--- Stated task ---
Every record should be repeated exactly, except that pictures are left out.

━━━━

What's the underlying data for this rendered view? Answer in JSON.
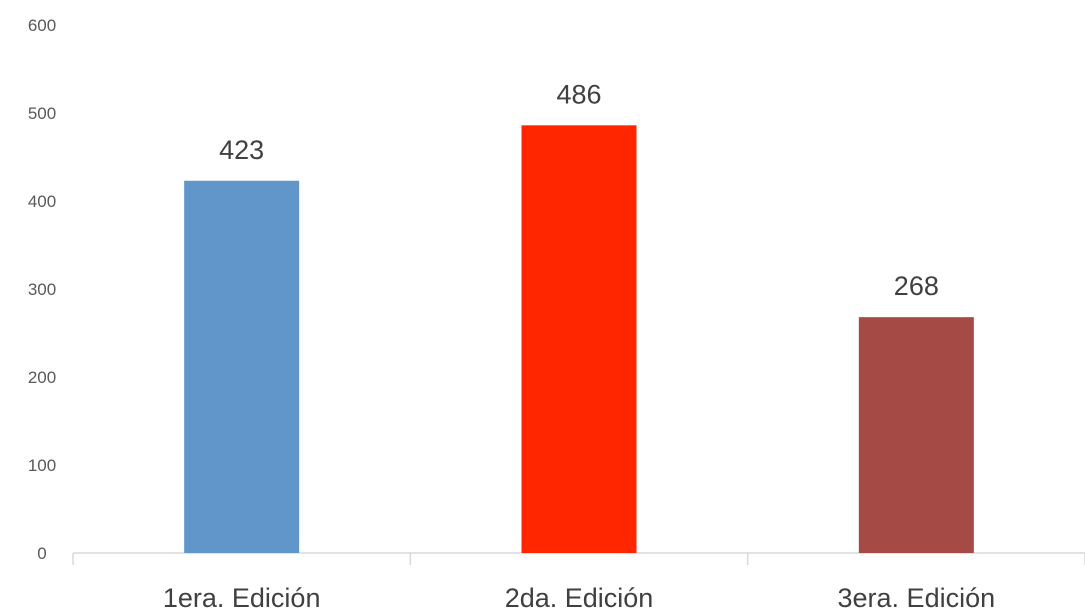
{
  "chart_data": {
    "type": "bar",
    "categories": [
      "1era. Edición",
      "2da. Edición",
      "3era. Edición"
    ],
    "values": [
      423,
      486,
      268
    ],
    "data_labels": [
      "423",
      "486",
      "268"
    ],
    "colors": [
      "#6096c9",
      "#ff2600",
      "#a64a45"
    ],
    "title": "",
    "xlabel": "",
    "ylabel": "",
    "ylim": [
      0,
      600
    ],
    "yticks": [
      0,
      100,
      200,
      300,
      400,
      500,
      600
    ],
    "ytick_labels": [
      "0",
      "100",
      "200",
      "300",
      "400",
      "500",
      "600"
    ],
    "grid": false,
    "legend": "none"
  }
}
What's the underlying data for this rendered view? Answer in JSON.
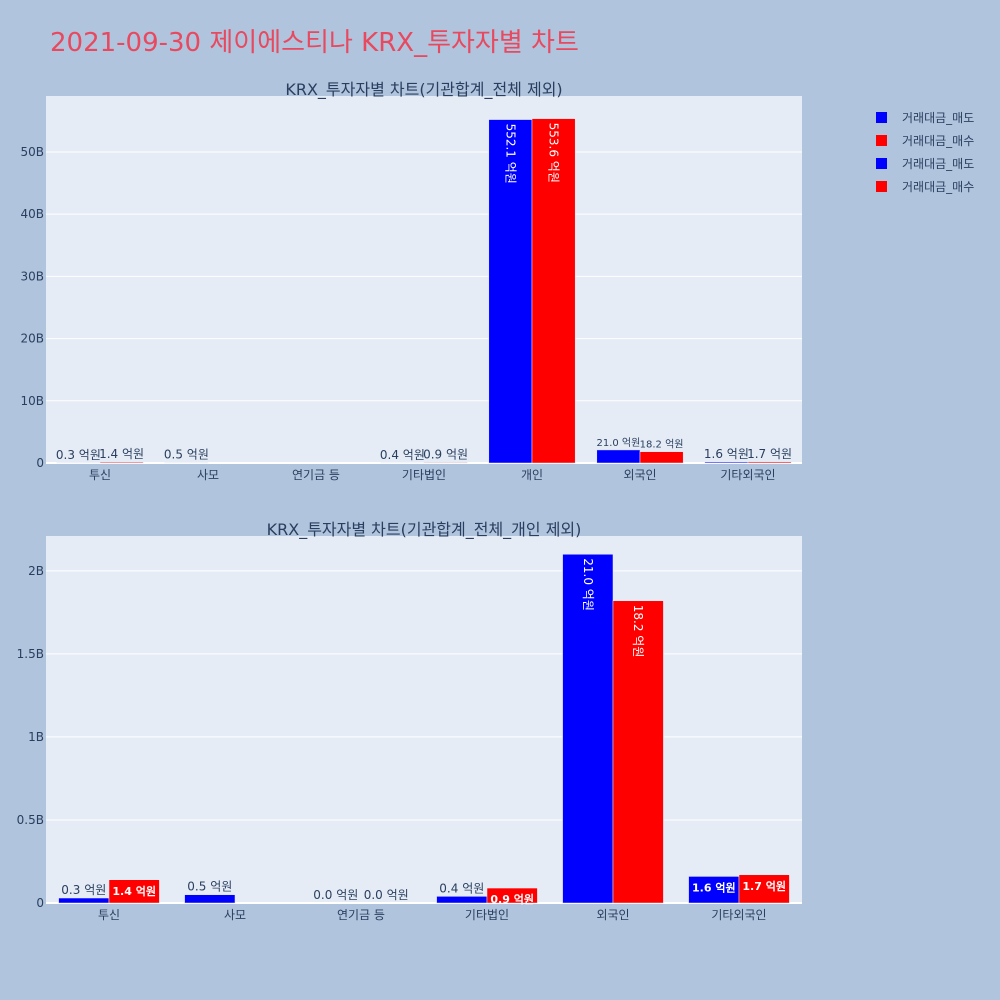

━━━━

--- Task solution ---
What's the underlying data for this rendered view? Answer in JSON.
{
  "chart_data": {
    "type": "bar",
    "categories": [
      "1era. Edición",
      "2da. Edición",
      "3era. Edición"
    ],
    "values": [
      423,
      486,
      268
    ],
    "data_labels": [
      "423",
      "486",
      "268"
    ],
    "colors": [
      "#6096c9",
      "#ff2600",
      "#a64a45"
    ],
    "title": "",
    "xlabel": "",
    "ylabel": "",
    "ylim": [
      0,
      600
    ],
    "yticks": [
      0,
      100,
      200,
      300,
      400,
      500,
      600
    ],
    "ytick_labels": [
      "0",
      "100",
      "200",
      "300",
      "400",
      "500",
      "600"
    ],
    "grid": false,
    "legend": "none"
  }
}
What's the underlying data for this rendered view? Answer in JSON.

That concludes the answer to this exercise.